Locate every line in the records below that contains the word "grid", and copy each one.

Source data ->
+--
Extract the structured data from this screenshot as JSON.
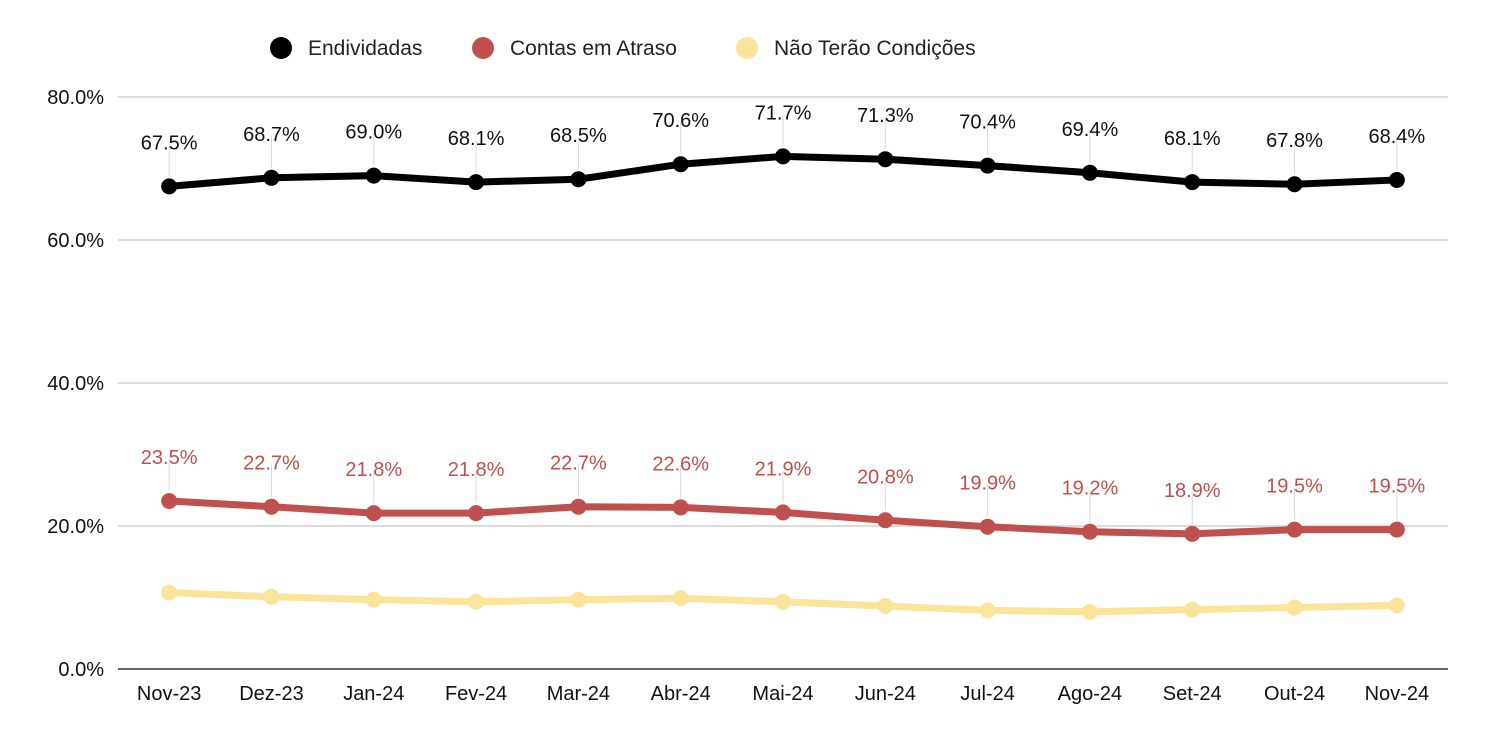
{
  "chart_data": {
    "type": "line",
    "title": "",
    "xlabel": "",
    "ylabel": "",
    "categories": [
      "Nov-23",
      "Dez-23",
      "Jan-24",
      "Fev-24",
      "Mar-24",
      "Abr-24",
      "Mai-24",
      "Jun-24",
      "Jul-24",
      "Ago-24",
      "Set-24",
      "Out-24",
      "Nov-24"
    ],
    "y_ticks": [
      "0.0%",
      "20.0%",
      "40.0%",
      "60.0%",
      "80.0%"
    ],
    "ylim": [
      0,
      80
    ],
    "grid": true,
    "legend_position": "top",
    "series": [
      {
        "name": "Endividadas",
        "color": "#000000",
        "values": [
          67.5,
          68.7,
          69.0,
          68.1,
          68.5,
          70.6,
          71.7,
          71.3,
          70.4,
          69.4,
          68.1,
          67.8,
          68.4
        ],
        "labels": [
          "67.5%",
          "68.7%",
          "69.0%",
          "68.1%",
          "68.5%",
          "70.6%",
          "71.7%",
          "71.3%",
          "70.4%",
          "69.4%",
          "68.1%",
          "67.8%",
          "68.4%"
        ]
      },
      {
        "name": "Contas em Atraso",
        "color": "#c0504d",
        "values": [
          23.5,
          22.7,
          21.8,
          21.8,
          22.7,
          22.6,
          21.9,
          20.8,
          19.9,
          19.2,
          18.9,
          19.5,
          19.5
        ],
        "labels": [
          "23.5%",
          "22.7%",
          "21.8%",
          "21.8%",
          "22.7%",
          "22.6%",
          "21.9%",
          "20.8%",
          "19.9%",
          "19.2%",
          "18.9%",
          "19.5%",
          "19.5%"
        ]
      },
      {
        "name": "Não Terão Condições",
        "color": "#fde49b",
        "values": [
          10.7,
          10.1,
          9.7,
          9.4,
          9.7,
          9.9,
          9.4,
          8.8,
          8.2,
          8.0,
          8.3,
          8.6,
          8.9
        ],
        "labels": []
      }
    ]
  }
}
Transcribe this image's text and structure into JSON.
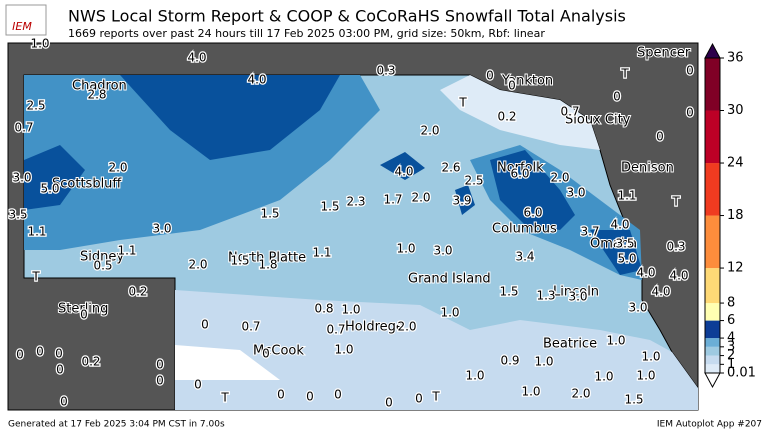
{
  "header": {
    "logo": "IEM",
    "title": "NWS Local Storm Report & COOP & CoCoRaHS Snowfall Total Analysis",
    "subtitle": "1669 reports over past 24 hours till 17 Feb 2025 03:00 PM, grid size: 50km, Rbf: linear"
  },
  "colorbar": {
    "ticks": [
      0.01,
      1,
      2,
      3,
      4,
      6,
      8,
      12,
      18,
      24,
      30,
      36
    ],
    "colors": [
      "#deebf7",
      "#c6dbef",
      "#9ecae1",
      "#6baed6",
      "#0d3d96",
      "#ffffb2",
      "#fed976",
      "#fd8d3c",
      "#f03b20",
      "#bd0026",
      "#800026"
    ]
  },
  "places": [
    "Chadron",
    "Scottsbluff",
    "Sidney",
    "North Platte",
    "Yankton",
    "Sioux City",
    "Norfolk",
    "Columbus",
    "Grand Island",
    "Denison",
    "Omaha",
    "Lincoln",
    "Holdrege",
    "McCook",
    "Beatrice",
    "Sterling",
    "Spencer"
  ],
  "stations": [
    "1.0",
    "4.0",
    "4.0",
    "0.3",
    "0",
    "0",
    "T",
    "0.2",
    "0.7",
    "0",
    "T",
    "0",
    "0",
    "0",
    "2.5",
    "0.7",
    "2.8",
    "2.0",
    "2.0",
    "3.0",
    "5.0",
    "4.0",
    "2.6",
    "2.5",
    "6.0",
    "2.0",
    "3.0",
    "1.1",
    "T",
    "3.5",
    "1.5",
    "1.5",
    "2.3",
    "1.7",
    "2.0",
    "3.9",
    "6.0",
    "4.0",
    "3.7",
    "1.1",
    "3.0",
    "1.1",
    "1.0",
    "3.0",
    "3.5",
    "0.3",
    "5.0",
    "0.5",
    "2.0",
    "1.5",
    "1.8",
    "1.1",
    "3.4",
    "4.0",
    "4.0",
    "T",
    "0.2",
    "4.0",
    "1.5",
    "1.3",
    "3.0",
    "0",
    "0.8",
    "1.0",
    "3.0",
    "1.0",
    "0",
    "0.7",
    "0.7",
    "2.0",
    "0",
    "0",
    "0",
    "0",
    "0.2",
    "0",
    "0",
    "0",
    "1.0",
    "1.0",
    "0.9",
    "1.0",
    "1.0",
    "1.0",
    "1.0",
    "1.0",
    "0",
    "T",
    "0",
    "0",
    "0",
    "0",
    "0",
    "T",
    "1.0",
    "2.0",
    "1.5",
    "0"
  ],
  "footer": {
    "generated": "Generated at 17 Feb 2025 3:04 PM CST in 7.00s",
    "app": "IEM Autoplot App #207"
  }
}
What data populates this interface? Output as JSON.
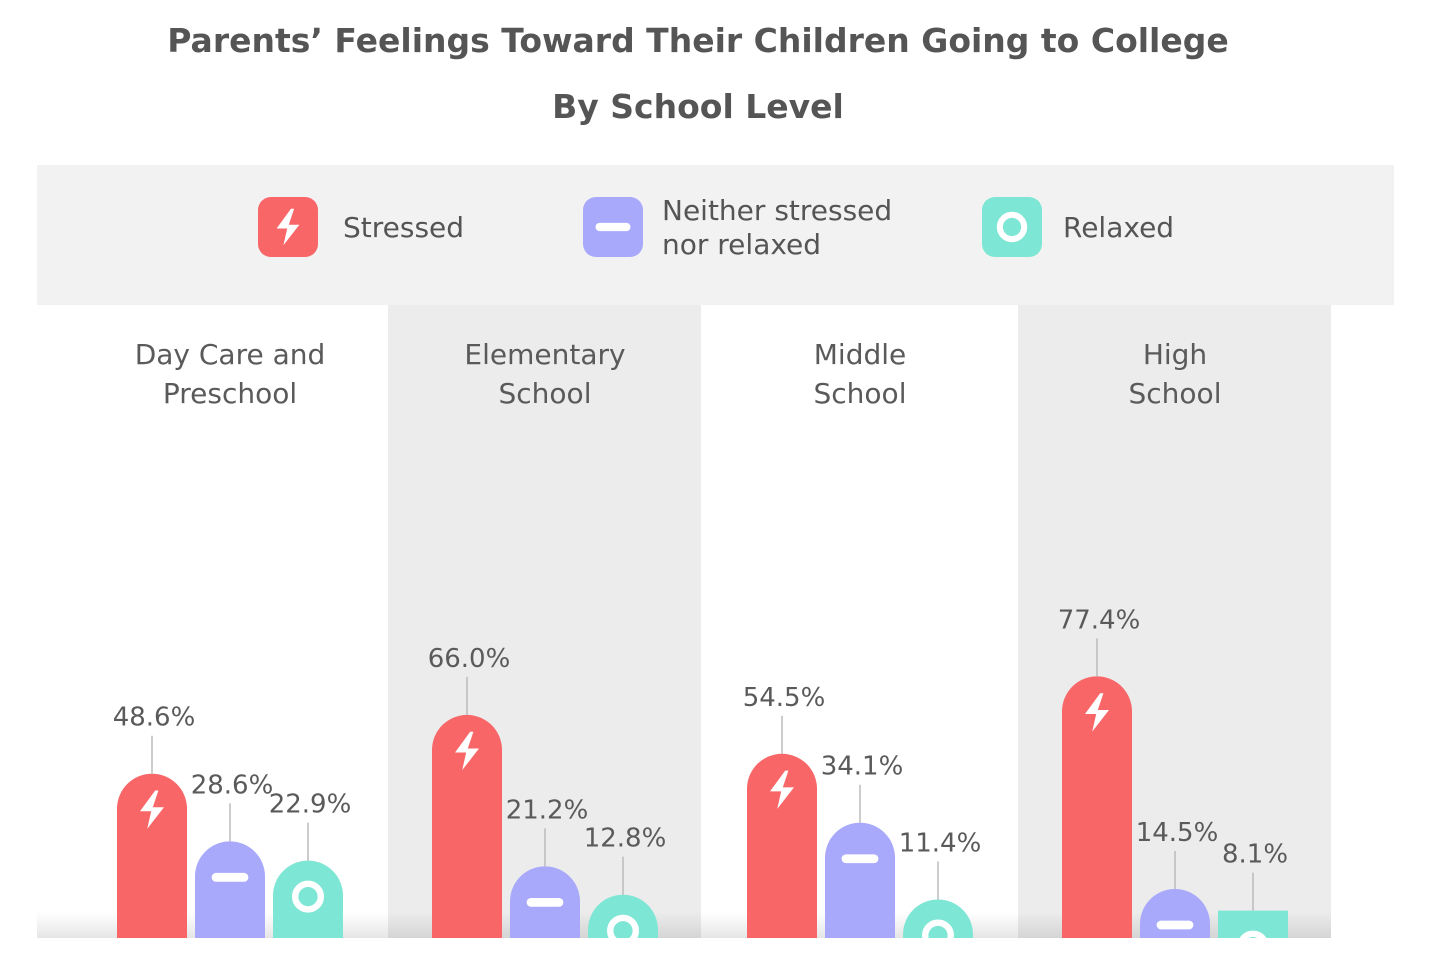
{
  "chart_data": {
    "type": "bar",
    "title": "Parents’ Feelings Toward Their Children Going to College",
    "subtitle": "By School Level",
    "categories": [
      [
        "Day Care and",
        "Preschool"
      ],
      [
        "Elementary",
        "School"
      ],
      [
        "Middle",
        "School"
      ],
      [
        "High",
        "School"
      ]
    ],
    "series": [
      {
        "name": "Stressed",
        "values": [
          48.6,
          66.0,
          54.5,
          77.4
        ],
        "labels": [
          "48.6%",
          "66.0%",
          "54.5%",
          "77.4%"
        ],
        "color": "#f86667",
        "icon": "lightning-bolt-icon"
      },
      {
        "name": "Neither stressed nor relaxed",
        "values": [
          28.6,
          21.2,
          34.1,
          14.5
        ],
        "labels": [
          "28.6%",
          "21.2%",
          "34.1%",
          "14.5%"
        ],
        "color": "#a8a9fa",
        "icon": "minus-icon"
      },
      {
        "name": "Relaxed",
        "values": [
          22.9,
          12.8,
          11.4,
          8.1
        ],
        "labels": [
          "22.9%",
          "12.8%",
          "11.4%",
          "8.1%"
        ],
        "color": "#7ee6d5",
        "icon": "ring-icon"
      }
    ],
    "legend": {
      "position": "top",
      "entries": [
        {
          "lines": [
            "Stressed"
          ],
          "color": "#f86667",
          "icon": "lightning-bolt-icon"
        },
        {
          "lines": [
            "Neither stressed",
            "nor relaxed"
          ],
          "color": "#a8a9fa",
          "icon": "minus-icon"
        },
        {
          "lines": [
            "Relaxed"
          ],
          "color": "#7ee6d5",
          "icon": "ring-icon"
        }
      ]
    },
    "ylim": [
      0,
      100
    ],
    "grid": false,
    "data_labels": true,
    "colors": {
      "title": "#555555",
      "legend_band": "#f2f2f2",
      "alt_column": "#ececec",
      "text": "#5a5a5a",
      "leader": "#bbbbbb"
    }
  }
}
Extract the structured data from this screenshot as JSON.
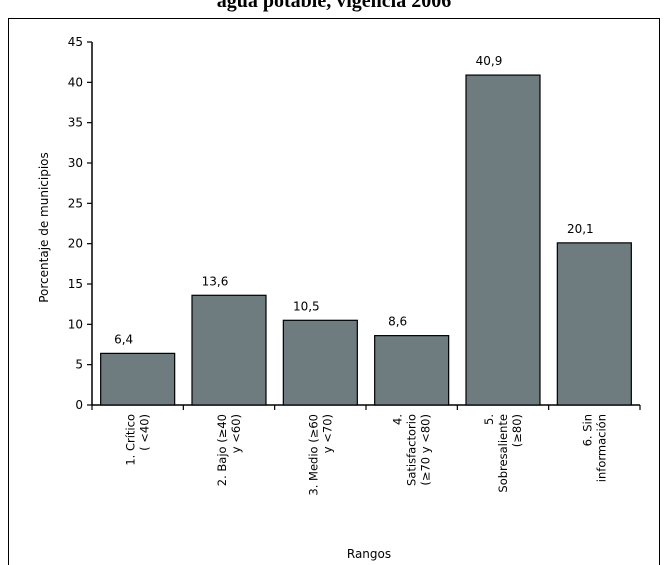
{
  "chart_data": {
    "type": "bar",
    "title": "agua potable, vigencia 2006",
    "xlabel": "Rangos",
    "ylabel": "Porcentaje de municipios",
    "ylim": [
      0,
      45
    ],
    "yticks": [
      0,
      5,
      10,
      15,
      20,
      25,
      30,
      35,
      40,
      45
    ],
    "categories": [
      [
        "1. Crítico",
        "( <40)"
      ],
      [
        "2. Bajo (≥40",
        "y <60)"
      ],
      [
        "3. Medio (≥60",
        "y <70)"
      ],
      [
        "4.",
        "Satisfactorio",
        "(≥70 y <80)"
      ],
      [
        "5.",
        "Sobresaliente",
        "(≥80)"
      ],
      [
        "6. Sin",
        "información"
      ]
    ],
    "values": [
      6.4,
      13.6,
      10.5,
      8.6,
      40.9,
      20.1
    ],
    "data_labels": [
      "6,4",
      "13,6",
      "10,5",
      "8,6",
      "40,9",
      "20,1"
    ],
    "bar_color": "#6e7c80",
    "grid": false,
    "legend": "none"
  }
}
+--
Task response ->
    "grid": true,
    "subtitle": "1669 reports over past 24 hours till 17 Feb 2025 03:00 PM, grid size: 50km, Rbf: linear"
    "grid": false,
    "grid": false,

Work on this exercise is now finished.